WHAT YOU SHOULD DO: Find the lines below that contain the string "title". Copy each one.

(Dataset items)
----
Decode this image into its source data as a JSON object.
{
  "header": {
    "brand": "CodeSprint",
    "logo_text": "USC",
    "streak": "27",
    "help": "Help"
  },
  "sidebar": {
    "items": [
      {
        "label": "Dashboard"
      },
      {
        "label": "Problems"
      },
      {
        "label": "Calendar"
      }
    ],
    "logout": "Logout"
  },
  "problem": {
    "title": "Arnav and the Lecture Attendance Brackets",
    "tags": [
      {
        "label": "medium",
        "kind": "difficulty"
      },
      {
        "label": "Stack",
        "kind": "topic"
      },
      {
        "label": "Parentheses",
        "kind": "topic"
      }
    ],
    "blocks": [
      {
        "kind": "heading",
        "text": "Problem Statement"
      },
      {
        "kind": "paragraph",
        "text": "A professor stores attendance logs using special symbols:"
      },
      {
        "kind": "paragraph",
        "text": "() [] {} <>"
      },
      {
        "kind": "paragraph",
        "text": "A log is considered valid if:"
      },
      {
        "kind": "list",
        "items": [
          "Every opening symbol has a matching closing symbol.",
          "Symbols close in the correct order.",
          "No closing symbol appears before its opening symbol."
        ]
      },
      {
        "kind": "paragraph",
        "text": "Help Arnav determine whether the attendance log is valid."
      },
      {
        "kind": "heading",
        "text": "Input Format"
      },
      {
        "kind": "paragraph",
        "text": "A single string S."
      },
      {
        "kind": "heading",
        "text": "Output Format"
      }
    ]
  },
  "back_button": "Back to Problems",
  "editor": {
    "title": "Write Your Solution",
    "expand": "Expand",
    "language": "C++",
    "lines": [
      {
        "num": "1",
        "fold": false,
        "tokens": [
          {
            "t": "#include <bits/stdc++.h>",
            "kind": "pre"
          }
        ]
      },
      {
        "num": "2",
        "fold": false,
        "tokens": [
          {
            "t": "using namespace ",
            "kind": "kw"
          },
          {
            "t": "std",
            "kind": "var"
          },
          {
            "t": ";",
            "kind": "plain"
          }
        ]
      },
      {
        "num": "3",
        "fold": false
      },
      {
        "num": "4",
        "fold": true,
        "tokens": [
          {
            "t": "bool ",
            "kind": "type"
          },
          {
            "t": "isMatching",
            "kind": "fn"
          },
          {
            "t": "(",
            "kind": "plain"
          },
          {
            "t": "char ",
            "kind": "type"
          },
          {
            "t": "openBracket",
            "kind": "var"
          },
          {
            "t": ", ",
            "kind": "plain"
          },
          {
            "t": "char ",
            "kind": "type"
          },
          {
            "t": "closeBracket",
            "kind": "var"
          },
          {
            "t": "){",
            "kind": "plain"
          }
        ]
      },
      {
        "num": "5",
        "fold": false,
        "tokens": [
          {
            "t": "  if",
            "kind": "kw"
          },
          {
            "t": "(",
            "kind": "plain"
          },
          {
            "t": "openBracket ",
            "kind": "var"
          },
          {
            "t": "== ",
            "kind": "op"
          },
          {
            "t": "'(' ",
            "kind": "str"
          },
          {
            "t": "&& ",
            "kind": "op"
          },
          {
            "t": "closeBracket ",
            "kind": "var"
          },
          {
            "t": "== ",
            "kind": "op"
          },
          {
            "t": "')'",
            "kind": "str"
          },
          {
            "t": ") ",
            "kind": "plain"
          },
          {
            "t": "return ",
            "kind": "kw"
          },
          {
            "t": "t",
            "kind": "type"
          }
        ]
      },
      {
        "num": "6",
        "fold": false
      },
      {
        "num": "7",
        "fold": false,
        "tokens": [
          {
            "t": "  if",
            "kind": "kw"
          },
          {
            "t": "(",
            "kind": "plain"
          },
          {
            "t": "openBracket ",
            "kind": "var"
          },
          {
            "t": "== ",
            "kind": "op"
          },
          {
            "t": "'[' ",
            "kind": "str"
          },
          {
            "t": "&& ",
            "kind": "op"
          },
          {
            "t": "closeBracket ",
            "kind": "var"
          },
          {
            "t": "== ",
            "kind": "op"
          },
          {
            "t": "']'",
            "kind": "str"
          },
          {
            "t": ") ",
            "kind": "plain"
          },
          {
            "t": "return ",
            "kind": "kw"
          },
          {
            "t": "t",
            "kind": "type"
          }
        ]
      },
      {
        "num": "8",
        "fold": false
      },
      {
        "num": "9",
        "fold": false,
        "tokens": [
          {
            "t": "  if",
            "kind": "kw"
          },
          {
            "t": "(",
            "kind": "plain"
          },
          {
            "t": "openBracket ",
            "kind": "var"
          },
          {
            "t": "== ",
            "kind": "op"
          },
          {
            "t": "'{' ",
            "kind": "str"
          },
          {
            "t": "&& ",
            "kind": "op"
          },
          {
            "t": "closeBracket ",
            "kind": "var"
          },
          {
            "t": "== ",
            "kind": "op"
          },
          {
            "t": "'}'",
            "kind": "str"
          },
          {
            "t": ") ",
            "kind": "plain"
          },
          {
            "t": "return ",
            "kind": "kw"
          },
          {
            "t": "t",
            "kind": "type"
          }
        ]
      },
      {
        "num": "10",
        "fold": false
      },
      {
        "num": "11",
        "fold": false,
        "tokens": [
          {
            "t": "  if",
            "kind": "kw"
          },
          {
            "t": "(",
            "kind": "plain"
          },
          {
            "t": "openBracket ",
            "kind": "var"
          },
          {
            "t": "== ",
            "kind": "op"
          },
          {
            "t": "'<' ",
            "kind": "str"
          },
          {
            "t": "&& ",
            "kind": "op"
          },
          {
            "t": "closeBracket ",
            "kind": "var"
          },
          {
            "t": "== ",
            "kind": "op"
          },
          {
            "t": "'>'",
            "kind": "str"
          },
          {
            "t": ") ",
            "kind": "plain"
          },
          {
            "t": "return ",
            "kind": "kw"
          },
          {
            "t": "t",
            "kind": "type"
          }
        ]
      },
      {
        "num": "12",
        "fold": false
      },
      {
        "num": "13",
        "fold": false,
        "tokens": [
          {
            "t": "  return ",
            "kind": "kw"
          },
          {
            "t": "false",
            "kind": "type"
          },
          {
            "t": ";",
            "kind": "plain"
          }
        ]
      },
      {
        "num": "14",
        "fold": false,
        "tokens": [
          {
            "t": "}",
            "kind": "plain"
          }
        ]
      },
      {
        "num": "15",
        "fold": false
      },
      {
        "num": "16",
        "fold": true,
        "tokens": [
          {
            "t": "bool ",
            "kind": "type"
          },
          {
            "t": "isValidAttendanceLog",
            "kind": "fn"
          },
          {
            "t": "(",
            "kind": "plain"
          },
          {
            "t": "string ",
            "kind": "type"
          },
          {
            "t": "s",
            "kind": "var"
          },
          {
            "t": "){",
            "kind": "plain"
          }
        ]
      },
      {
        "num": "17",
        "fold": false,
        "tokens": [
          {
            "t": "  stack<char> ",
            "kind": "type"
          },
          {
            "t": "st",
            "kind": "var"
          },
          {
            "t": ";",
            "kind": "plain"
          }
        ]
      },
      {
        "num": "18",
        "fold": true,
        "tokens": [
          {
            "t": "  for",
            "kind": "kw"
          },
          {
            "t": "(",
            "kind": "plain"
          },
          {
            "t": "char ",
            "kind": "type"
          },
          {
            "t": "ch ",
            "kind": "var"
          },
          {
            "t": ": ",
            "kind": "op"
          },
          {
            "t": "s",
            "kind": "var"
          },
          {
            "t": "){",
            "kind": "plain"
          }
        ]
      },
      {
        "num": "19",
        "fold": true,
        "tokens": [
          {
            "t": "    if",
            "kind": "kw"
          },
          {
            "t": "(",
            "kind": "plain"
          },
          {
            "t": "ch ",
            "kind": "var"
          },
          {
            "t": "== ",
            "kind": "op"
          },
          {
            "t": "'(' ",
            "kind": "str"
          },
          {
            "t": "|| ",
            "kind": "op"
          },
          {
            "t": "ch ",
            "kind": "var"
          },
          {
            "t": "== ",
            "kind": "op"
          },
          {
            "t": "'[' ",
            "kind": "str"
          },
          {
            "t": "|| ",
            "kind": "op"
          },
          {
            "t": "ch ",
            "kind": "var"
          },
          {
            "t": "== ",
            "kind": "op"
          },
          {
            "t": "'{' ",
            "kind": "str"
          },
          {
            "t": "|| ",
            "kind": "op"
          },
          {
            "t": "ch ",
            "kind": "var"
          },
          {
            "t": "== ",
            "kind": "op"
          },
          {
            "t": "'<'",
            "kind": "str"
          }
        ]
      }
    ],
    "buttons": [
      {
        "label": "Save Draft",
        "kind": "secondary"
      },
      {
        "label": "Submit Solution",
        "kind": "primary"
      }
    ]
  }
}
----
SOLUTION:
    "title": "Arnav and the Lecture Attendance Brackets",
    "title": "Write Your Solution",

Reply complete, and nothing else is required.